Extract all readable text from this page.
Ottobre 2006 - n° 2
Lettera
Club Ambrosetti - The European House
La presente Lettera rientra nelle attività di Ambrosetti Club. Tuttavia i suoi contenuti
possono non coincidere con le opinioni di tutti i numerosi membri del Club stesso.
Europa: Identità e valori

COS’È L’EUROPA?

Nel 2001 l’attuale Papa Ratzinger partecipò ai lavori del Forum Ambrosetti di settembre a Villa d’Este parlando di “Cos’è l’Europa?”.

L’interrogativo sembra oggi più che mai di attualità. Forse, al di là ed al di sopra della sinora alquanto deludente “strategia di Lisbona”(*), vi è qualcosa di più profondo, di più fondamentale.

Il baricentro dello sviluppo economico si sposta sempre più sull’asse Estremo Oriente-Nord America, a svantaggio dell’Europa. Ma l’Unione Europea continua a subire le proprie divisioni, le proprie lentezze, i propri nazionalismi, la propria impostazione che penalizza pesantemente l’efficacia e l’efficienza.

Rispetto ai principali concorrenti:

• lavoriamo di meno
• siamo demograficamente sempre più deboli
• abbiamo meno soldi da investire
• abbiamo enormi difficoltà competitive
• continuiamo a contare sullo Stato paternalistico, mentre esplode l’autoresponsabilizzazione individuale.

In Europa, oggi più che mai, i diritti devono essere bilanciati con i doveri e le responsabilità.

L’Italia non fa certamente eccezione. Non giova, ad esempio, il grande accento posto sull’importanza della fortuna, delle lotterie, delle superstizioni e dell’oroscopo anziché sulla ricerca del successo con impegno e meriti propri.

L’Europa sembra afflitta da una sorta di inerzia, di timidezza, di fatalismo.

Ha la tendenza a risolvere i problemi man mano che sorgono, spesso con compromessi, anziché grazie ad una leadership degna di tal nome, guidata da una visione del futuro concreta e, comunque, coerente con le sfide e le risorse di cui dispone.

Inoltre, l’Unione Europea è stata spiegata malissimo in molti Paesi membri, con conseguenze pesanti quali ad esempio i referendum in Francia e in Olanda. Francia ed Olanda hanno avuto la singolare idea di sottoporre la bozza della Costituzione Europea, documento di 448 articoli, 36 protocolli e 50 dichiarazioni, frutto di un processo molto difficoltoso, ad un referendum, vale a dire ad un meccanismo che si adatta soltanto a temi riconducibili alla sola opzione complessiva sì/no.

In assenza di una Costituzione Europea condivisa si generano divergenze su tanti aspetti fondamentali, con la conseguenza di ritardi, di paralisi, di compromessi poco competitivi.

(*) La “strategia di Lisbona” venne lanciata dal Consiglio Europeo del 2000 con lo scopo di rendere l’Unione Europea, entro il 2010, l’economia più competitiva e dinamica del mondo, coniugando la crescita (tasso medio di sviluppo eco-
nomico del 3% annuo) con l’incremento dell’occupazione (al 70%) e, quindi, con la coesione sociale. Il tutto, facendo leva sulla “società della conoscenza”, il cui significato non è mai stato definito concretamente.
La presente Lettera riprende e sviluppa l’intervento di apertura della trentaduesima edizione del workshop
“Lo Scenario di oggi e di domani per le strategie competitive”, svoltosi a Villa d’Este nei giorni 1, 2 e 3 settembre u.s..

**The request**
Copy out all lines that carry the word "Lisbona".

**Response for this exercise**
L’interrogativo sembra oggi più che mai di attualità. Forse, al di là ed al di sopra della sinora alquanto deludente “strategia di Lisbona”(*), vi è qualcosa di più profondo, di più fondamentale.
(*) La “strategia di Lisbona” venne lanciata dal Consiglio Europeo del 2000 con lo scopo di rendere l’Unione Europea, entro il 2010, l’economia più competitiva e dinamica del mondo, coniugando la crescita (tasso medio di sviluppo eco-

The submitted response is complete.